### Exercise brief
Leave out the pictures and copy the remaining records exactly.

○ ○ ○ ○ ○ ○ ○

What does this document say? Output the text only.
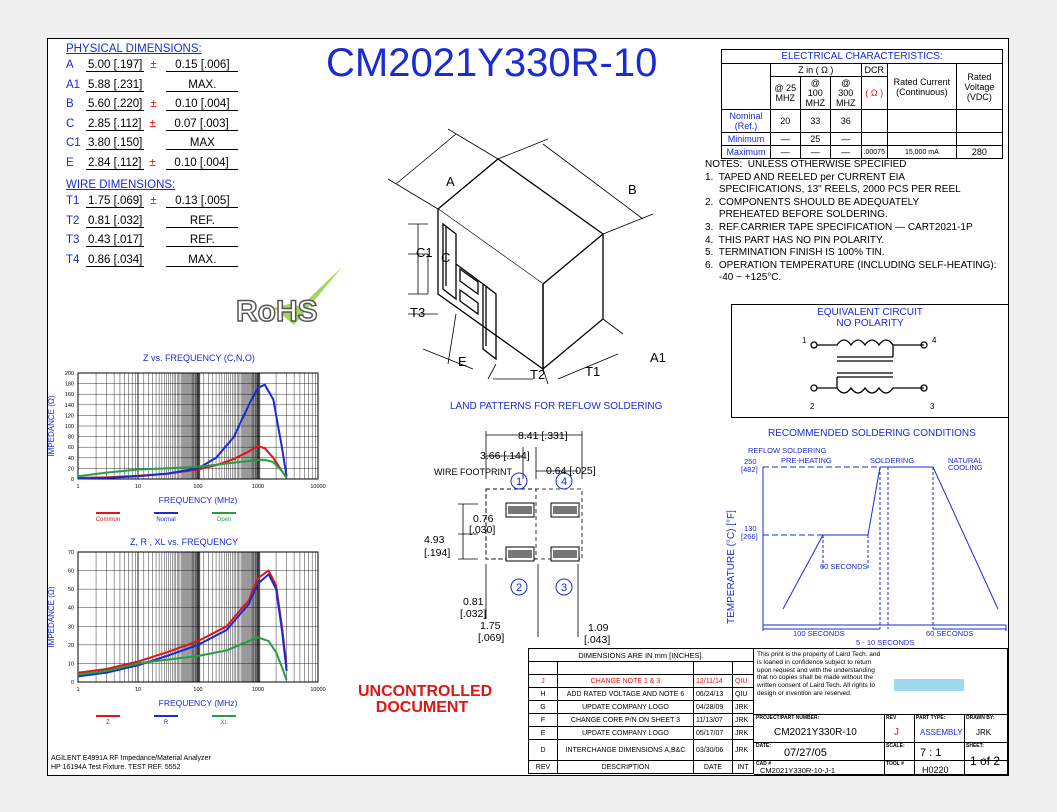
PHYSICAL DIMENSIONS:
A 5.00 [.197] ± 0.15 [.006]
A1 5.88 [.231]	MAX.
B 5.60 [.220] ± 0.10 [.004]
C 2.85 [.112] ± 0.07 [.003]
C1 3.80 [.150]	MAX
E 2.84 [.112] ± 0.10 [.004]
WIRE DIMENSIONS:
T1 1.75 [.069] ± 0.13 [.005]
T2 0.81 [.032]	REF.
T3 0.43 [.017]	REF.
T4 0.86 [.034]	MAX.
CM2021Y330R-10
RoHS
A
B
C1 C
T3
E
T2	T1
A1
ELECTRICAL CHARACTERISTICS:						
	Z in ( Ω )			DCR	Rated Current (Continuous)	Rated Voltage (VDC)
	@ 25 MHZ	@ 100 MHZ	@ 300 MHZ	( Ω )		
Nominal (Ref.)	20	33	36			
Minimum	—	25	—			
Maximum	—	—	—	.00075	15,000 mA	280
NOTES:  UNLESS OTHERWISE SPECIFIED
1.  TAPED AND REELED per CURRENT EIA
SPECIFICATIONS, 13" REELS, 2000 PCS PER REEL
2.  COMPONENTS SHOULD BE ADEQUATELY
PREHEATED BEFORE SOLDERING.
3.  REF.CARRIER TAPE SPECIFICATION — CART2021-1P
4.  THIS PART HAS NO PIN POLARITY.
5.  TERMINATION FINISH IS 100% TIN.
6.  OPERATION TEMPERATURE (INCLUDING SELF-HEATING):
-40 ~ +125°C.
EQUIVALENT CIRCUIT
NO POLARITY
1
2	3
4
RECOMMENDED SOLDERING CONDITIONS
REFLOW SOLDERING
PRE-HEATING	SOLDERING	NATURAL
COOLING
250
[482]
130
[266]
60 SECONDS
100 SECONDS	60 SECONDS
5 - 10 SECONDS
TEMPERATURE (°C) [°F]
LAND PATTERNS FOR REFLOW SOLDERING
1
2	3
4
WIRE FOOTPRINT
8.41 [.331]
3.66 [.144]
0.64 [.025]
0.76
[.030]
4.93
[.194]
0.81
[.032]
1.75
[.069]
1.09
[.043]
Z vs. FREQUENCY (C,N,O)
0
20
40
60
80
100
120
140
160
180
200
1	10	100	1000	10000
IMPEDANCE (Ω)
FREQUENCY (MHz)
Common	Normal	Open
Z, R , XL vs. FREQUENCY
0
10
20
30
40
50
60
70
1	10	100	1000	10000
IMPEDANCE (Ω)
FREQUENCY (MHz)
Z	R	XL
AGILENT E4991A RF Impedance/Material Analyzer
HP 16194A Test Fixture. TEST REF. 5552
UNCONTROLLED
DOCUMENT
DIMENSIONS ARE IN mm [INCHES].			

J	CHANGE NOTE 1 & 3	12/11/14	QIU
H	ADD RATED VOLTAGE AND NOTE 6	06/24/13	QIU
G	UPDATE COMPANY LOGO	04/28/09	JRK
F	CHANGE CORE P/N ON SHEET 3	11/13/07	JRK
E	UPDATE COMPANY LOGO	05/17/07	JRK
D	INTERCHANGE DIMENSIONS A,B&C	03/30/06	JRK
REV	DESCRIPTION	DATE	INT
This print is the property of Laird Tech. and is loaned in confidence subject to return upon request and with the understanding that no copies shall be made without the written consent of Laird Tech. All rights to design or invention are reserved.
PROJECT/PART NUMBER:
CM2021Y330R-10
REV
J
PART TYPE:
ASSEMBLY
DRAWN BY:
JRK
DATE:
07/27/05
SCALE:
7 : 1
SHEET:
1 of 2
CAD #
CM2021Y330R-10-J-1
TOOL #
H0220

○ ○ ○ ○ ○ ○ ○

### Final result
What does this document say? Output the text only.
PHYSICAL DIMENSIONS:
A 5.00 [.197] ± 0.15 [.006]
A1 5.88 [.231]	MAX.
B 5.60 [.220] ± 0.10 [.004]
C 2.85 [.112] ± 0.07 [.003]
C1 3.80 [.150]	MAX
E 2.84 [.112] ± 0.10 [.004]
WIRE DIMENSIONS:
T1 1.75 [.069] ± 0.13 [.005]
T2 0.81 [.032]	REF.
T3 0.43 [.017]	REF.
T4 0.86 [.034]	MAX.
CM2021Y330R-10
RoHS
A
B
C1 C
T3
E
T2	T1
A1
ELECTRICAL CHARACTERISTICS:						
	Z in ( Ω )			DCR	Rated Current (Continuous)	Rated Voltage (VDC)
	@ 25 MHZ	@ 100 MHZ	@ 300 MHZ	( Ω )		
Nominal (Ref.)	20	33	36			
Minimum	—	25	—			
Maximum	—	—	—	.00075	15,000 mA	280
NOTES:  UNLESS OTHERWISE SPECIFIED
1.  TAPED AND REELED per CURRENT EIA
SPECIFICATIONS, 13" REELS, 2000 PCS PER REEL
2.  COMPONENTS SHOULD BE ADEQUATELY
PREHEATED BEFORE SOLDERING.
3.  REF.CARRIER TAPE SPECIFICATION — CART2021-1P
4.  THIS PART HAS NO PIN POLARITY.
5.  TERMINATION FINISH IS 100% TIN.
6.  OPERATION TEMPERATURE (INCLUDING SELF-HEATING):
-40 ~ +125°C.
EQUIVALENT CIRCUIT
NO POLARITY
1
2	3
4
RECOMMENDED SOLDERING CONDITIONS
REFLOW SOLDERING
PRE-HEATING	SOLDERING	NATURAL
COOLING
250
[482]
130
[266]
60 SECONDS
100 SECONDS	60 SECONDS
5 - 10 SECONDS
TEMPERATURE (°C) [°F]
LAND PATTERNS FOR REFLOW SOLDERING
1
2	3
4
WIRE FOOTPRINT
8.41 [.331]
3.66 [.144]
0.64 [.025]
0.76
[.030]
4.93
[.194]
0.81
[.032]
1.75
[.069]
1.09
[.043]
Z vs. FREQUENCY (C,N,O)
0
20
40
60
80
100
120
140
160
180
200
1	10	100	1000	10000
IMPEDANCE (Ω)
FREQUENCY (MHz)
Common	Normal	Open
Z, R , XL vs. FREQUENCY
0
10
20
30
40
50
60
70
1	10	100	1000	10000
IMPEDANCE (Ω)
FREQUENCY (MHz)
Z	R	XL
AGILENT E4991A RF Impedance/Material Analyzer
HP 16194A Test Fixture. TEST REF. 5552
UNCONTROLLED
DOCUMENT
DIMENSIONS ARE IN mm [INCHES].			

J	CHANGE NOTE 1 & 3	12/11/14	QIU
H	ADD RATED VOLTAGE AND NOTE 6	06/24/13	QIU
G	UPDATE COMPANY LOGO	04/28/09	JRK
F	CHANGE CORE P/N ON SHEET 3	11/13/07	JRK
E	UPDATE COMPANY LOGO	05/17/07	JRK
D	INTERCHANGE DIMENSIONS A,B&C	03/30/06	JRK
REV	DESCRIPTION	DATE	INT
This print is the property of Laird Tech. and is loaned in confidence subject to return upon request and with the understanding that no copies shall be made without the written consent of Laird Tech. All rights to design or invention are reserved.
PROJECT/PART NUMBER:
CM2021Y330R-10
REV
J
PART TYPE:
ASSEMBLY
DRAWN BY:
JRK
DATE:
07/27/05
SCALE:
7 : 1
SHEET:
1 of 2
CAD #
CM2021Y330R-10-J-1
TOOL #
H0220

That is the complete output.